• **Structured figure records**
· · · ·

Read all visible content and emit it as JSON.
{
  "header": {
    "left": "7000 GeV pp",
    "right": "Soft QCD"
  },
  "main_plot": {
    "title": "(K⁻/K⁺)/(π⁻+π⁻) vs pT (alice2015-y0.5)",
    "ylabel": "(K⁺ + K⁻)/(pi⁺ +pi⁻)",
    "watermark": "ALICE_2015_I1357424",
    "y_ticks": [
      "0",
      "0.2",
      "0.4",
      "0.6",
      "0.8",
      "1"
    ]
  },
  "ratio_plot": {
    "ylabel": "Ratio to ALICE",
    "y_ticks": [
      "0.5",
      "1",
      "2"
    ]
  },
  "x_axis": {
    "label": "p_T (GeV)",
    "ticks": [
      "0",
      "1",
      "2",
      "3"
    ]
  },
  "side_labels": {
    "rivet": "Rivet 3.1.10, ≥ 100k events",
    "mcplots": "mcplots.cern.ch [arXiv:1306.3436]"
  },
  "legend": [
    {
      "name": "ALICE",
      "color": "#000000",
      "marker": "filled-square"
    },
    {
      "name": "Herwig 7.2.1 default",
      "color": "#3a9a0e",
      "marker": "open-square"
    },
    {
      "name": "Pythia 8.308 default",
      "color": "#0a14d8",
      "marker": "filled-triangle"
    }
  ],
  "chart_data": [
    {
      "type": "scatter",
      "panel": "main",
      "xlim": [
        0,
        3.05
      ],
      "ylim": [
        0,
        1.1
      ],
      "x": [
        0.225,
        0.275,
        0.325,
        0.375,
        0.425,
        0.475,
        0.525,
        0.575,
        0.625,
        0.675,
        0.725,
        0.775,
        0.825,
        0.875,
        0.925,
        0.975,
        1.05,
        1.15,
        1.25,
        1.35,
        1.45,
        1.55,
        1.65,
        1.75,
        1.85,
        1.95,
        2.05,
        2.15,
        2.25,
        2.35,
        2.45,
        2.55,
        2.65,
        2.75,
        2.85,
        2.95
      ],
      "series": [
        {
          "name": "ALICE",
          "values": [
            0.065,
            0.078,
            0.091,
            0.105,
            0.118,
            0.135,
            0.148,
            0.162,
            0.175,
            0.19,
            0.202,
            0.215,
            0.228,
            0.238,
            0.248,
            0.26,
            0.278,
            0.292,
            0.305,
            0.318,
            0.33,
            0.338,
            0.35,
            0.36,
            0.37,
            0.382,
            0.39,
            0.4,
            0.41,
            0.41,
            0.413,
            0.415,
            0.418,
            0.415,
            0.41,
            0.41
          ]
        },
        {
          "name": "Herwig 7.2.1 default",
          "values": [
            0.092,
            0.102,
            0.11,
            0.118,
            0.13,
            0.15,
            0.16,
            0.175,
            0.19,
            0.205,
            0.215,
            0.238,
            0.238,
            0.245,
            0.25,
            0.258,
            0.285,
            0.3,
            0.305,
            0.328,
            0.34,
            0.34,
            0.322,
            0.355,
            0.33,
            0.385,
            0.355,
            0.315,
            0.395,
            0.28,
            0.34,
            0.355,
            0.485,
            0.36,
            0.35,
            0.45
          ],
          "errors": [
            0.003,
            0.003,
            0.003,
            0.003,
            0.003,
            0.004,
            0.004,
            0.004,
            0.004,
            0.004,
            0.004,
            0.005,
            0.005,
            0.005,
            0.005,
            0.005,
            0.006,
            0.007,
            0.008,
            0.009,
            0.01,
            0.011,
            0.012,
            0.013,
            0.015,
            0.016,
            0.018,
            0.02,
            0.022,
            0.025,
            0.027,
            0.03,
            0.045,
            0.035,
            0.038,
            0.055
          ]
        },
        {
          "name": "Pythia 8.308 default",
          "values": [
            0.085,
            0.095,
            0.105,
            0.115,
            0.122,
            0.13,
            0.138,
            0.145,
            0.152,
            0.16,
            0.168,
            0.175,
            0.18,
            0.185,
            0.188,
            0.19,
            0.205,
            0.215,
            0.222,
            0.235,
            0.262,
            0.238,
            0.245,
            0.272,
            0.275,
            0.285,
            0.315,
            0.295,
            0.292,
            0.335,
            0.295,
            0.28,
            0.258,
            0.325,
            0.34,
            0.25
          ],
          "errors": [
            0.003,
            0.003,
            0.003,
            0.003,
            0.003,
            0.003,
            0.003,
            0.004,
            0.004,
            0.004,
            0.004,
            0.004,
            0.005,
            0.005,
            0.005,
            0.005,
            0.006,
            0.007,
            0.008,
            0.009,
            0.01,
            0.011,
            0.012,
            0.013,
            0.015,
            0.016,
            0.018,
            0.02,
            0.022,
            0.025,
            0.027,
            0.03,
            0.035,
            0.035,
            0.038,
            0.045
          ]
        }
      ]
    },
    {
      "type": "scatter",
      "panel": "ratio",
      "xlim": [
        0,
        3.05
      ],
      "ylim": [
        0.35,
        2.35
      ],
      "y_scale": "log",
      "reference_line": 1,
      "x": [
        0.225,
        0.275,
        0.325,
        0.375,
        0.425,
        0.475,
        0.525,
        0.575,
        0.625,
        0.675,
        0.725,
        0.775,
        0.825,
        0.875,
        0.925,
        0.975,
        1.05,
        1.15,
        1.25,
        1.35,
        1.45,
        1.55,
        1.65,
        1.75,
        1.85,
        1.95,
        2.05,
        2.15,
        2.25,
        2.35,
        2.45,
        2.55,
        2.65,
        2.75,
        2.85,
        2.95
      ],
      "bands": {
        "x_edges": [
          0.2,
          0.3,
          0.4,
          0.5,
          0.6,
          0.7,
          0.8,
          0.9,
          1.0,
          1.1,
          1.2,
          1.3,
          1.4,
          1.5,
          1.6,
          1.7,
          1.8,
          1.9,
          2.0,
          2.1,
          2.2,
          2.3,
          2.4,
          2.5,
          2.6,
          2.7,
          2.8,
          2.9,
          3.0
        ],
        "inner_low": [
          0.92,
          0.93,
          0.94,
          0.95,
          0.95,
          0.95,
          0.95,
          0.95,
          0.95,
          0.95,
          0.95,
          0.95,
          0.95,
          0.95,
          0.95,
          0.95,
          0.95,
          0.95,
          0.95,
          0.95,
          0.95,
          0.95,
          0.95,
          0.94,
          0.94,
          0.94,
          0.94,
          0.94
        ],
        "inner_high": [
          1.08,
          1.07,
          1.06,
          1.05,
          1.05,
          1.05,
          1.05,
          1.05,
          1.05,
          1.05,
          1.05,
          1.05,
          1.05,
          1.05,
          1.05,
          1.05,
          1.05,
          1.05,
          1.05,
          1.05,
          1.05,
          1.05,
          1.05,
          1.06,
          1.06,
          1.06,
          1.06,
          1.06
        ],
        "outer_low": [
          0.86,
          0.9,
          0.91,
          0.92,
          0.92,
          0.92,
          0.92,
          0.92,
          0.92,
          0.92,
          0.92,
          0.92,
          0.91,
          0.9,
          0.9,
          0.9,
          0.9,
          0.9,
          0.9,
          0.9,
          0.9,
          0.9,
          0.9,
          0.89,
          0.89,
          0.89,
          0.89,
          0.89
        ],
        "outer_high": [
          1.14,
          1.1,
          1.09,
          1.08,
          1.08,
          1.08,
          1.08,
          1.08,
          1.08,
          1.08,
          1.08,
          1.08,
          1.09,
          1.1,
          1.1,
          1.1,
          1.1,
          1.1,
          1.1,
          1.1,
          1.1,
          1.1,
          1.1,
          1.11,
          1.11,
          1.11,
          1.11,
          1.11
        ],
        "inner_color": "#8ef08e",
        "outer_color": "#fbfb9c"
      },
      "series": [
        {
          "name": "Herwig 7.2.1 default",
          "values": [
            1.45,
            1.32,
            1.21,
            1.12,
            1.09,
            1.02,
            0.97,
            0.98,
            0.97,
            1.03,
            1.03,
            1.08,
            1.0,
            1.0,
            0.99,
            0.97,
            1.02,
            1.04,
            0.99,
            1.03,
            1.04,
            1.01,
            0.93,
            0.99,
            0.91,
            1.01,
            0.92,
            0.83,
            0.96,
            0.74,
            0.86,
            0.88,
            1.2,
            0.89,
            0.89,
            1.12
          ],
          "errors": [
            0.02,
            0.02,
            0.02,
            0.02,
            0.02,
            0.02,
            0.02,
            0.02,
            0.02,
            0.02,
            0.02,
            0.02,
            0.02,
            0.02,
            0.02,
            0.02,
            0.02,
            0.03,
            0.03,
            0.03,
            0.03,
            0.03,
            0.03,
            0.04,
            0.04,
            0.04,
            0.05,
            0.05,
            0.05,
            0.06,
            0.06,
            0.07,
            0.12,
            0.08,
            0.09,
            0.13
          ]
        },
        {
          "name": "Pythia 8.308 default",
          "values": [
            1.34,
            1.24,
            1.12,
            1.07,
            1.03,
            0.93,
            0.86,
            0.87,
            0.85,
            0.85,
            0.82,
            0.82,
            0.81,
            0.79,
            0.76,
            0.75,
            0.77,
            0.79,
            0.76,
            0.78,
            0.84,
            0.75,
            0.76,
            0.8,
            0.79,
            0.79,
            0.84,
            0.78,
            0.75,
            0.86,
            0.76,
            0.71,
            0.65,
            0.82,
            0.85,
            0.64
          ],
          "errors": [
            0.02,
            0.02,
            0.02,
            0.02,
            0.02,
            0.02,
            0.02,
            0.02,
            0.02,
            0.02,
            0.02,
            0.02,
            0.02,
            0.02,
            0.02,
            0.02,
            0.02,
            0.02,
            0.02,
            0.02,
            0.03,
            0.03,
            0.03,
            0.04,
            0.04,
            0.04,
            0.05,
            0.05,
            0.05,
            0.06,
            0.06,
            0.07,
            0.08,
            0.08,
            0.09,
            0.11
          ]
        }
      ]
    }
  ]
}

· · · ·

• **Your goal**
Search the lines above for the string "marker", then show every one that has it.

• **Task response**
      "marker": "filled-square"
      "marker": "open-square"
      "marker": "filled-triangle"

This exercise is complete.